> TASK GOAL
Extend the article on Gibraltar's tax status and luxury housing, starting right after its final sentence.

> DOCUMENT
* Begin *

Gibraltar is celebrating 300 years under British sovereignty this summer with two controversies and one highly unusual problem – too few wealthy people live there.
The disputes in question are all too familiar to the 30,000 residents on this peninsula off southern Spain. The first is over who should govern: Madrid regards it as idiosynchratic that this 2.6 square mile patch of land should be British and engages in occasional spats such as last week's tightening up of border controls.
The second dispute is over its status as a tax haven, a term Gibraltar's rulers hate. Instead the government, which derives most of its income from oil storage, tourism and online gambling, prefers the term 'international finance centre' to describe its regime of low income tax, no VAT, no capital gains tax, no inheritance tax and no estate duty.
Successive referenda and hard-line opposition to negotiating with Spain by recent British governments have put the argument over sovereignty to rest for the time being.
But the global downturn and international pressure on tax havens to increase transparency have forced major fiscal reforms on Gibraltar, including a deal struck this year to exchange tax information with major EU countries. Put simply, Gibraltar has had to clean up its act – and that includes on housing.
"For a long time there were 'brass plate' firms run by people who bought a home – often just a tiny flat – to get Gibraltar's tax advantages. They didn't do anything for the community and weren't based here or providing jobs. That had to end," says Sammy Armstrong, who runs the local branch of Savills estate agency.
As a result, 'Category 2' residents (the richest) must now have 'approved residential accommodation' appropriate to the size of family in whose name they are purchased.
In return, these Category 2 residents are liable to tax only on the first £80,000 of their assessable income, providing they have a 'qualifying certificate'. To obtain one, they must apply to the Gibraltar government with two references, one of which should be from a bank confirming assets of more than £2m.
So far, so similar to many other tax havens that have become more transparent in recent years. But there the likenesses end. For while Gibraltar is undeniably sun-kissed, it is a far cry from Grand Cayman or Monte Carlo. It looks every inch the former naval garrison it is, littered with disused Ministry of Defence buildings, old-style UK suburban housing and shopping facilities far below the quality available in most low-tax destinations.
Perhaps unsurprisingly there are only 350 Category 2 residents and the authorities want more. James Tipping, director of the official finance centre, says Gibraltar "must increase the quality and volume of luxury housing" to attract them.
Therefore recent years have seen a flurry of building activity. Tradewinds is a typical marina development of 81 apartments in three towers by British builder Taylor Woodrow. Prices range from £319,000 for a studio to £615,000 for a two-bedroom flat, available through Bray Properties (brayproperties.com).

* End *

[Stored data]
* Begin *

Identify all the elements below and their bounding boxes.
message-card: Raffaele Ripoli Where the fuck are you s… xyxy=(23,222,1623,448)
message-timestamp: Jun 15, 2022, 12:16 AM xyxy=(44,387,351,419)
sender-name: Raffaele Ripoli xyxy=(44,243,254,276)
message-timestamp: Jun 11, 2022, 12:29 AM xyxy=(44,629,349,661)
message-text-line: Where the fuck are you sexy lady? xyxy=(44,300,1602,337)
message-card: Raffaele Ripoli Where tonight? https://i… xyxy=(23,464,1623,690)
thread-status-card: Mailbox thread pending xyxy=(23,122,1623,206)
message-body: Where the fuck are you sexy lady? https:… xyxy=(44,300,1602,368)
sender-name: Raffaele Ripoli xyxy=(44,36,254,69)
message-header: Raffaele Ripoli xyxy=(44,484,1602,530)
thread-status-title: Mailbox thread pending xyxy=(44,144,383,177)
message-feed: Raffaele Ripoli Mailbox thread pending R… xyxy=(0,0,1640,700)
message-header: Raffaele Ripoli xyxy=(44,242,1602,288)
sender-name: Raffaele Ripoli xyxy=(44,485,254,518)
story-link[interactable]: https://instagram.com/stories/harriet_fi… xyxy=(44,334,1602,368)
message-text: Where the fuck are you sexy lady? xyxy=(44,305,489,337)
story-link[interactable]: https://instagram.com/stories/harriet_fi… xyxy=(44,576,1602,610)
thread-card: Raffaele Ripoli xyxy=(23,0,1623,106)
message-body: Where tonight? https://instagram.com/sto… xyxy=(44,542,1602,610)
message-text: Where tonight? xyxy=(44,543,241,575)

* End *

> EXERCISE RESULT
Ocean Village is another marina complex but has seven pools, tropical gardens, a health club, casino and shopping mall. A 16th floor two-bedroom penthouse with a terrace and private parking space costs £895,000 (oceanvillage.gi and savills.com).
At the higher end, Savills and Chesterton Humberts (chestertonhumberts.com) are selling Buena Vista Park where villas cost from £995,000 to £2.6m and have views across the Bay and Straits of Gibraltar towards Africa.
The market appears to have responded to this surge of new schemes. Armstrong says: "There are more properties sold than coming on to the market. In some instances, prices have increased by five to 10 per cent in two years."
Mike Nicholls of Chesterton Humberts, another British agency with a branch on the peninsula, says: "Britons are buying across the price spectrum. Some use Gibraltar for a tax base and rarely visit, although that trend is decreasing. The majority are now buying to live in, enjoy and have Gibraltar as their true home."
Heavier taxes introduced over the border by Madrid have apparently also led some wealthy Spanish to seek a low-tax alternative home.
Josiane Richardson of Richardson's, another Gibraltar agency, says: "Many Spanish residents are fleeing Spain with a view to gaining Gibraltar residency by purchasing. This has had a significant impact on the market. During 2012 and early 2013, stock stood at 200 properties. Over the last quarter this reduced to 150."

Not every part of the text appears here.